What you need to do. Update the lines below by replacing "chart-title" with "plot-title" wherever it appears, keeping everything else unchanged, and leave the pictures out of your answer.

## begin Extracted material

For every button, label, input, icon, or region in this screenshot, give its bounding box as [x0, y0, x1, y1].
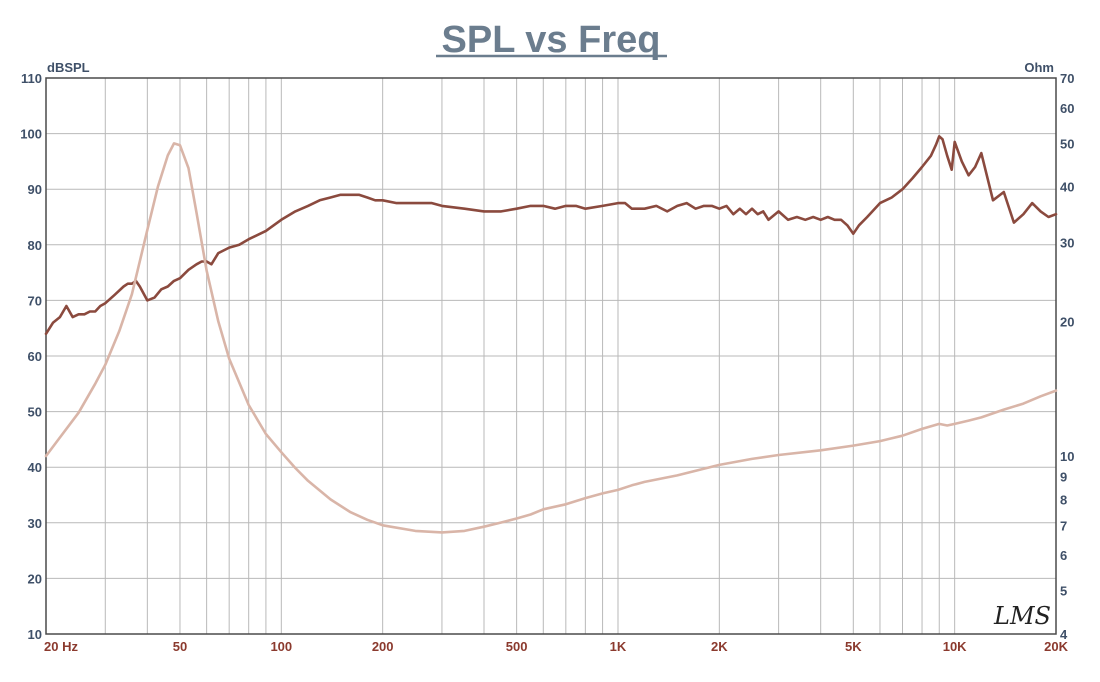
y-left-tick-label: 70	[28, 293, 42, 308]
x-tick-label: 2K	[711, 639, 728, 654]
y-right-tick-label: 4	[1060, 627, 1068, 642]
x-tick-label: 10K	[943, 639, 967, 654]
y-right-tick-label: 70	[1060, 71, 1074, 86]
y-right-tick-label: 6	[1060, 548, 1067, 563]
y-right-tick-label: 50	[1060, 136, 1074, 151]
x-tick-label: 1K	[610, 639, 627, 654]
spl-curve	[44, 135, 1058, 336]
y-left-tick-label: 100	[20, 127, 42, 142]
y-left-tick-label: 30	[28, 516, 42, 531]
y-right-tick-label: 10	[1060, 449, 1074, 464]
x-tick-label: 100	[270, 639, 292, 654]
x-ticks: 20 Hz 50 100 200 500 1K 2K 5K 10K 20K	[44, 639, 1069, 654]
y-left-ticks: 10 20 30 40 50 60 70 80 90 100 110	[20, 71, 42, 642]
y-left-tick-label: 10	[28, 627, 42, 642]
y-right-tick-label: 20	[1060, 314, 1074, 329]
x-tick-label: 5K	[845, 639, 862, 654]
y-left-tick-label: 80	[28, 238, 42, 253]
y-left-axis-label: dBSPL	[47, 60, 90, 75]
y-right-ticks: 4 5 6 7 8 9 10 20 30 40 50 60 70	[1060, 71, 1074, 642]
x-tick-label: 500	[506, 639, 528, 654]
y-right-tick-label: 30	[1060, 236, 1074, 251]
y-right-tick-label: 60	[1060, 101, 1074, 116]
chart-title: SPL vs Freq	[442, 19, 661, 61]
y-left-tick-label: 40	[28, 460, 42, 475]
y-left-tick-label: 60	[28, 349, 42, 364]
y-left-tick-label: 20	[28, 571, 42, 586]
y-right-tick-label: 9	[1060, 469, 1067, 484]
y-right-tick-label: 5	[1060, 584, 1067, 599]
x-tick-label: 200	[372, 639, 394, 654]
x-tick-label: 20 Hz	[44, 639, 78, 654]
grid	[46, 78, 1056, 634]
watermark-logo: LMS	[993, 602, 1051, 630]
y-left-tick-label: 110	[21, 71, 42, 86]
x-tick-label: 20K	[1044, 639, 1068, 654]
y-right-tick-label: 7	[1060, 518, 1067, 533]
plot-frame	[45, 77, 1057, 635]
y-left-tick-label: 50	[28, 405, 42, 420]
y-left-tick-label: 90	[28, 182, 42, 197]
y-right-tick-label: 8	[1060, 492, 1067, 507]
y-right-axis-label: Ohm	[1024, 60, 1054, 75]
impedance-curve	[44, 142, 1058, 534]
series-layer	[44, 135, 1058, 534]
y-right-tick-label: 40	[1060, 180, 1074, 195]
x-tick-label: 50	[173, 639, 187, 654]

## end Extracted material

Answer for the task.
For every button, label, input, icon, or region in this screenshot, give its bounding box as [x0, y0, x1, y1].
y-left-tick-label: 70	[28, 293, 42, 308]
x-tick-label: 2K	[711, 639, 728, 654]
y-right-tick-label: 4	[1060, 627, 1068, 642]
x-tick-label: 10K	[943, 639, 967, 654]
y-right-tick-label: 70	[1060, 71, 1074, 86]
y-right-tick-label: 6	[1060, 548, 1067, 563]
y-right-tick-label: 50	[1060, 136, 1074, 151]
x-tick-label: 1K	[610, 639, 627, 654]
spl-curve	[44, 135, 1058, 336]
y-left-tick-label: 100	[20, 127, 42, 142]
y-left-tick-label: 30	[28, 516, 42, 531]
y-right-tick-label: 10	[1060, 449, 1074, 464]
x-tick-label: 100	[270, 639, 292, 654]
x-ticks: 20 Hz 50 100 200 500 1K 2K 5K 10K 20K	[44, 639, 1069, 654]
y-left-ticks: 10 20 30 40 50 60 70 80 90 100 110	[20, 71, 42, 642]
y-left-tick-label: 10	[28, 627, 42, 642]
y-right-tick-label: 20	[1060, 314, 1074, 329]
x-tick-label: 5K	[845, 639, 862, 654]
y-left-tick-label: 80	[28, 238, 42, 253]
y-left-axis-label: dBSPL	[47, 60, 90, 75]
y-right-ticks: 4 5 6 7 8 9 10 20 30 40 50 60 70	[1060, 71, 1074, 642]
x-tick-label: 500	[506, 639, 528, 654]
y-right-tick-label: 30	[1060, 236, 1074, 251]
y-right-tick-label: 60	[1060, 101, 1074, 116]
plot-title: SPL vs Freq	[442, 19, 661, 61]
y-left-tick-label: 40	[28, 460, 42, 475]
y-left-tick-label: 60	[28, 349, 42, 364]
y-left-tick-label: 20	[28, 571, 42, 586]
y-right-tick-label: 9	[1060, 469, 1067, 484]
y-right-tick-label: 5	[1060, 584, 1067, 599]
x-tick-label: 200	[372, 639, 394, 654]
x-tick-label: 20 Hz	[44, 639, 78, 654]
grid	[46, 78, 1056, 634]
watermark-logo: LMS	[993, 602, 1051, 630]
y-left-tick-label: 110	[21, 71, 42, 86]
x-tick-label: 20K	[1044, 639, 1068, 654]
y-right-tick-label: 7	[1060, 518, 1067, 533]
plot-frame	[45, 77, 1057, 635]
y-left-tick-label: 50	[28, 405, 42, 420]
y-left-tick-label: 90	[28, 182, 42, 197]
y-right-tick-label: 8	[1060, 492, 1067, 507]
y-right-axis-label: Ohm	[1024, 60, 1054, 75]
impedance-curve	[44, 142, 1058, 534]
series-layer	[44, 135, 1058, 534]
y-right-tick-label: 40	[1060, 180, 1074, 195]
x-tick-label: 50	[173, 639, 187, 654]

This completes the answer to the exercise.